### Recorded information

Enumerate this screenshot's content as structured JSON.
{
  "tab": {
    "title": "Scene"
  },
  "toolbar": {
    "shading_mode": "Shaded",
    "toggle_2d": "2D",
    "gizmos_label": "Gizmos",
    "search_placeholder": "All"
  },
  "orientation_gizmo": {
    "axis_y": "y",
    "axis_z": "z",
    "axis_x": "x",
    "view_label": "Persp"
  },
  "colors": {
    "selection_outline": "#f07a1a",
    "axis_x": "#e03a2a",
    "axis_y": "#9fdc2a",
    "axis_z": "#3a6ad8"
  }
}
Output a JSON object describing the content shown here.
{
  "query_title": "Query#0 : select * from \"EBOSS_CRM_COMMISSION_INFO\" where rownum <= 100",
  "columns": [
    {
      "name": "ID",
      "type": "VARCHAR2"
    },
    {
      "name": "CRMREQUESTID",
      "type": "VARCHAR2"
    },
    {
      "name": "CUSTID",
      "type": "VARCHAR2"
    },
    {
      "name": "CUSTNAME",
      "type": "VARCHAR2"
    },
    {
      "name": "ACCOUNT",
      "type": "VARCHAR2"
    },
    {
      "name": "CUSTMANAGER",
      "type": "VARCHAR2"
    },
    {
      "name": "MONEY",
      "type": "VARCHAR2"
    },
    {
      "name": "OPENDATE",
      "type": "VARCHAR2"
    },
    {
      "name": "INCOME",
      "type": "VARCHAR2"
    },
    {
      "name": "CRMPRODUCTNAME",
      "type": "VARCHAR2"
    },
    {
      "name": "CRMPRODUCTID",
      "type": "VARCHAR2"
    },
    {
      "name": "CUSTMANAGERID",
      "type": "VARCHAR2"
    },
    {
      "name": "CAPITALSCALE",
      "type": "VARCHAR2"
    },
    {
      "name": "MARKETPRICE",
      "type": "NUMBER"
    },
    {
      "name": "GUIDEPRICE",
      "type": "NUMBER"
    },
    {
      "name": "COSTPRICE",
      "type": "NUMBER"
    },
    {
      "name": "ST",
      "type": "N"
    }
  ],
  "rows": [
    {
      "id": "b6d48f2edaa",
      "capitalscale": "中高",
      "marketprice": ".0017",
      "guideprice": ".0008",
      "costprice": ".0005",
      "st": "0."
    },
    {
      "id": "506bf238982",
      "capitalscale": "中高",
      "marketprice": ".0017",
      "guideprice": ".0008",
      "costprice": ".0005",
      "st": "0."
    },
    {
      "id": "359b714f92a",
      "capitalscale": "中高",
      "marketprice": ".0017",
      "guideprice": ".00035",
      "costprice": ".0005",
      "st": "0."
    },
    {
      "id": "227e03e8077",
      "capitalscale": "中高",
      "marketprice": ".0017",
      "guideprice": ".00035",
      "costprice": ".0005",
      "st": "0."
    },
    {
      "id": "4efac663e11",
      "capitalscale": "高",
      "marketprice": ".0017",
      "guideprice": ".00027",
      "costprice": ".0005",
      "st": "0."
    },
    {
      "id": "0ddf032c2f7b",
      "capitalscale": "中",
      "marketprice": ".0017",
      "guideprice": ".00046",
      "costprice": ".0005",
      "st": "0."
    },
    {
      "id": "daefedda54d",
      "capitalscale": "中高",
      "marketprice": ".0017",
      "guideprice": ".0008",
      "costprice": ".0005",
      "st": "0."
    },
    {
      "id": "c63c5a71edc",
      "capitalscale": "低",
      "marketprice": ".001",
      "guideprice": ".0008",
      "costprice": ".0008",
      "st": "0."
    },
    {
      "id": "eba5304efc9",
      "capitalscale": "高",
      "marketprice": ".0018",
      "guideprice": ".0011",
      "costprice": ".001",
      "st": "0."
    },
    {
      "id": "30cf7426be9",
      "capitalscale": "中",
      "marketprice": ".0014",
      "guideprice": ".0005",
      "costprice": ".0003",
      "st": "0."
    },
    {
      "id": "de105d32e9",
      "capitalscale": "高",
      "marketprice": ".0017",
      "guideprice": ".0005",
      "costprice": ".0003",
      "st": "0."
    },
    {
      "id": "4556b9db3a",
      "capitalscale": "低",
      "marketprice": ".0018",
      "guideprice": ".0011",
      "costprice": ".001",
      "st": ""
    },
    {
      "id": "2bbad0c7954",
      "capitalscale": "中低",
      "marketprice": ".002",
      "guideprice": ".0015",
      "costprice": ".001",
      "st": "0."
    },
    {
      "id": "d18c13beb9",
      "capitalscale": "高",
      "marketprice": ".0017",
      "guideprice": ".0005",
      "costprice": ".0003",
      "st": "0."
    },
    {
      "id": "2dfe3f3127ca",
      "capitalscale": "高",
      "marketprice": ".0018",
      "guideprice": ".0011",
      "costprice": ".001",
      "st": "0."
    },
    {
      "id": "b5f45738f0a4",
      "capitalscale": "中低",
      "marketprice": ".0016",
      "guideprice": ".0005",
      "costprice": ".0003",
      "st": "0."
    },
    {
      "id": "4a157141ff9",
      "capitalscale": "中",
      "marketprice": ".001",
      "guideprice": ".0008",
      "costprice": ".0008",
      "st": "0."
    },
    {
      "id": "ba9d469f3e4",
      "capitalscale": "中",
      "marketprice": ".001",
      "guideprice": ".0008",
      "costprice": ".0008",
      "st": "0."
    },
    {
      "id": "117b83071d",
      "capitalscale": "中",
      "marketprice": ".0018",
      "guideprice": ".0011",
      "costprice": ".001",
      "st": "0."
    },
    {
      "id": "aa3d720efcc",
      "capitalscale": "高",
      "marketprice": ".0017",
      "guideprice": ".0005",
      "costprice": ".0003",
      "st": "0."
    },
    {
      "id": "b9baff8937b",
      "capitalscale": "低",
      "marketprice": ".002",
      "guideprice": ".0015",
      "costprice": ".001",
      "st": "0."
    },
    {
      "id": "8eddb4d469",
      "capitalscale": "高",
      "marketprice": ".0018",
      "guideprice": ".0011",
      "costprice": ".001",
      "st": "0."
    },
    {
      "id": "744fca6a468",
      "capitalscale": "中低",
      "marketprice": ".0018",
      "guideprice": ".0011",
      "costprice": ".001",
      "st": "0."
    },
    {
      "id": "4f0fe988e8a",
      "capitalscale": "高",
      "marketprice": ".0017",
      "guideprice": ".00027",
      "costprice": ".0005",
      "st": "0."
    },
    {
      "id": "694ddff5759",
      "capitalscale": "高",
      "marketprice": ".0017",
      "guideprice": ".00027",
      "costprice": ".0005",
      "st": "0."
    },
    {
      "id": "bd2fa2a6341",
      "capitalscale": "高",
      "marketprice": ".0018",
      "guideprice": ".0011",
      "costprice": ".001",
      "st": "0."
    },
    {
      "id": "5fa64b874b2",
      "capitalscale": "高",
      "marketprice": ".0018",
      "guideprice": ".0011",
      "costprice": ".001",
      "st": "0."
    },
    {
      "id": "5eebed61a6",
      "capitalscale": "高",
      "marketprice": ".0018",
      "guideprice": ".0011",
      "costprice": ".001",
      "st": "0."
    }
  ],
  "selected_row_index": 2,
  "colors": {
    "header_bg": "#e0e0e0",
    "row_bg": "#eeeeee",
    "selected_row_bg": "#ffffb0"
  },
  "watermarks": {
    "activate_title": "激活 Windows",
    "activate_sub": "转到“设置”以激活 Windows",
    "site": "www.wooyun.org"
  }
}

### Written task
Write out the entries in full, exactly as given.

### Result
Enumerate this screenshot's content as structured JSON.
{
  "tab": {
    "title": "Scene"
  },
  "toolbar": {
    "shading_mode": "Shaded",
    "toggle_2d": "2D",
    "gizmos_label": "Gizmos",
    "search_placeholder": "All"
  },
  "orientation_gizmo": {
    "axis_y": "y",
    "axis_z": "z",
    "axis_x": "x",
    "view_label": "Persp"
  },
  "colors": {
    "selection_outline": "#f07a1a",
    "axis_x": "#e03a2a",
    "axis_y": "#9fdc2a",
    "axis_z": "#3a6ad8"
  }
}
Output a JSON object describing the content shown here.
{
  "query_title": "Query#0 : select * from \"EBOSS_CRM_COMMISSION_INFO\" where rownum <= 100",
  "columns": [
    {
      "name": "ID",
      "type": "VARCHAR2"
    },
    {
      "name": "CRMREQUESTID",
      "type": "VARCHAR2"
    },
    {
      "name": "CUSTID",
      "type": "VARCHAR2"
    },
    {
      "name": "CUSTNAME",
      "type": "VARCHAR2"
    },
    {
      "name": "ACCOUNT",
      "type": "VARCHAR2"
    },
    {
      "name": "CUSTMANAGER",
      "type": "VARCHAR2"
    },
    {
      "name": "MONEY",
      "type": "VARCHAR2"
    },
    {
      "name": "OPENDATE",
      "type": "VARCHAR2"
    },
    {
      "name": "INCOME",
      "type": "VARCHAR2"
    },
    {
      "name": "CRMPRODUCTNAME",
      "type": "VARCHAR2"
    },
    {
      "name": "CRMPRODUCTID",
      "type": "VARCHAR2"
    },
    {
      "name": "CUSTMANAGERID",
      "type": "VARCHAR2"
    },
    {
      "name": "CAPITALSCALE",
      "type": "VARCHAR2"
    },
    {
      "name": "MARKETPRICE",
      "type": "NUMBER"
    },
    {
      "name": "GUIDEPRICE",
      "type": "NUMBER"
    },
    {
      "name": "COSTPRICE",
      "type": "NUMBER"
    },
    {
      "name": "ST",
      "type": "N"
    }
  ],
  "rows": [
    {
      "id": "b6d48f2edaa",
      "capitalscale": "中高",
      "marketprice": ".0017",
      "guideprice": ".0008",
      "costprice": ".0005",
      "st": "0."
    },
    {
      "id": "506bf238982",
      "capitalscale": "中高",
      "marketprice": ".0017",
      "guideprice": ".0008",
      "costprice": ".0005",
      "st": "0."
    },
    {
      "id": "359b714f92a",
      "capitalscale": "中高",
      "marketprice": ".0017",
      "guideprice": ".00035",
      "costprice": ".0005",
      "st": "0."
    },
    {
      "id": "227e03e8077",
      "capitalscale": "中高",
      "marketprice": ".0017",
      "guideprice": ".00035",
      "costprice": ".0005",
      "st": "0."
    },
    {
      "id": "4efac663e11",
      "capitalscale": "高",
      "marketprice": ".0017",
      "guideprice": ".00027",
      "costprice": ".0005",
      "st": "0."
    },
    {
      "id": "0ddf032c2f7b",
      "capitalscale": "中",
      "marketprice": ".0017",
      "guideprice": ".00046",
      "costprice": ".0005",
      "st": "0."
    },
    {
      "id": "daefedda54d",
      "capitalscale": "中高",
      "marketprice": ".0017",
      "guideprice": ".0008",
      "costprice": ".0005",
      "st": "0."
    },
    {
      "id": "c63c5a71edc",
      "capitalscale": "低",
      "marketprice": ".001",
      "guideprice": ".0008",
      "costprice": ".0008",
      "st": "0."
    },
    {
      "id": "eba5304efc9",
      "capitalscale": "高",
      "marketprice": ".0018",
      "guideprice": ".0011",
      "costprice": ".001",
      "st": "0."
    },
    {
      "id": "30cf7426be9",
      "capitalscale": "中",
      "marketprice": ".0014",
      "guideprice": ".0005",
      "costprice": ".0003",
      "st": "0."
    },
    {
      "id": "de105d32e9",
      "capitalscale": "高",
      "marketprice": ".0017",
      "guideprice": ".0005",
      "costprice": ".0003",
      "st": "0."
    },
    {
      "id": "4556b9db3a",
      "capitalscale": "低",
      "marketprice": ".0018",
      "guideprice": ".0011",
      "costprice": ".001",
      "st": ""
    },
    {
      "id": "2bbad0c7954",
      "capitalscale": "中低",
      "marketprice": ".002",
      "guideprice": ".0015",
      "costprice": ".001",
      "st": "0."
    },
    {
      "id": "d18c13beb9",
      "capitalscale": "高",
      "marketprice": ".0017",
      "guideprice": ".0005",
      "costprice": ".0003",
      "st": "0."
    },
    {
      "id": "2dfe3f3127ca",
      "capitalscale": "高",
      "marketprice": ".0018",
      "guideprice": ".0011",
      "costprice": ".001",
      "st": "0."
    },
    {
      "id": "b5f45738f0a4",
      "capitalscale": "中低",
      "marketprice": ".0016",
      "guideprice": ".0005",
      "costprice": ".0003",
      "st": "0."
    },
    {
      "id": "4a157141ff9",
      "capitalscale": "中",
      "marketprice": ".001",
      "guideprice": ".0008",
      "costprice": ".0008",
      "st": "0."
    },
    {
      "id": "ba9d469f3e4",
      "capitalscale": "中",
      "marketprice": ".001",
      "guideprice": ".0008",
      "costprice": ".0008",
      "st": "0."
    },
    {
      "id": "117b83071d",
      "capitalscale": "中",
      "marketprice": ".0018",
      "guideprice": ".0011",
      "costprice": ".001",
      "st": "0."
    },
    {
      "id": "aa3d720efcc",
      "capitalscale": "高",
      "marketprice": ".0017",
      "guideprice": ".0005",
      "costprice": ".0003",
      "st": "0."
    },
    {
      "id": "b9baff8937b",
      "capitalscale": "低",
      "marketprice": ".002",
      "guideprice": ".0015",
      "costprice": ".001",
      "st": "0."
    },
    {
      "id": "8eddb4d469",
      "capitalscale": "高",
      "marketprice": ".0018",
      "guideprice": ".0011",
      "costprice": ".001",
      "st": "0."
    },
    {
      "id": "744fca6a468",
      "capitalscale": "中低",
      "marketprice": ".0018",
      "guideprice": ".0011",
      "costprice": ".001",
      "st": "0."
    },
    {
      "id": "4f0fe988e8a",
      "capitalscale": "高",
      "marketprice": ".0017",
      "guideprice": ".00027",
      "costprice": ".0005",
      "st": "0."
    },
    {
      "id": "694ddff5759",
      "capitalscale": "高",
      "marketprice": ".0017",
      "guideprice": ".00027",
      "costprice": ".0005",
      "st": "0."
    },
    {
      "id": "bd2fa2a6341",
      "capitalscale": "高",
      "marketprice": ".0018",
      "guideprice": ".0011",
      "costprice": ".001",
      "st": "0."
    },
    {
      "id": "5fa64b874b2",
      "capitalscale": "高",
      "marketprice": ".0018",
      "guideprice": ".0011",
      "costprice": ".001",
      "st": "0."
    },
    {
      "id": "5eebed61a6",
      "capitalscale": "高",
      "marketprice": ".0018",
      "guideprice": ".0011",
      "costprice": ".001",
      "st": "0."
    }
  ],
  "selected_row_index": 2,
  "colors": {
    "header_bg": "#e0e0e0",
    "row_bg": "#eeeeee",
    "selected_row_bg": "#ffffb0"
  },
  "watermarks": {
    "activate_title": "激活 Windows",
    "activate_sub": "转到“设置”以激活 Windows",
    "site": "www.wooyun.org"
  }
}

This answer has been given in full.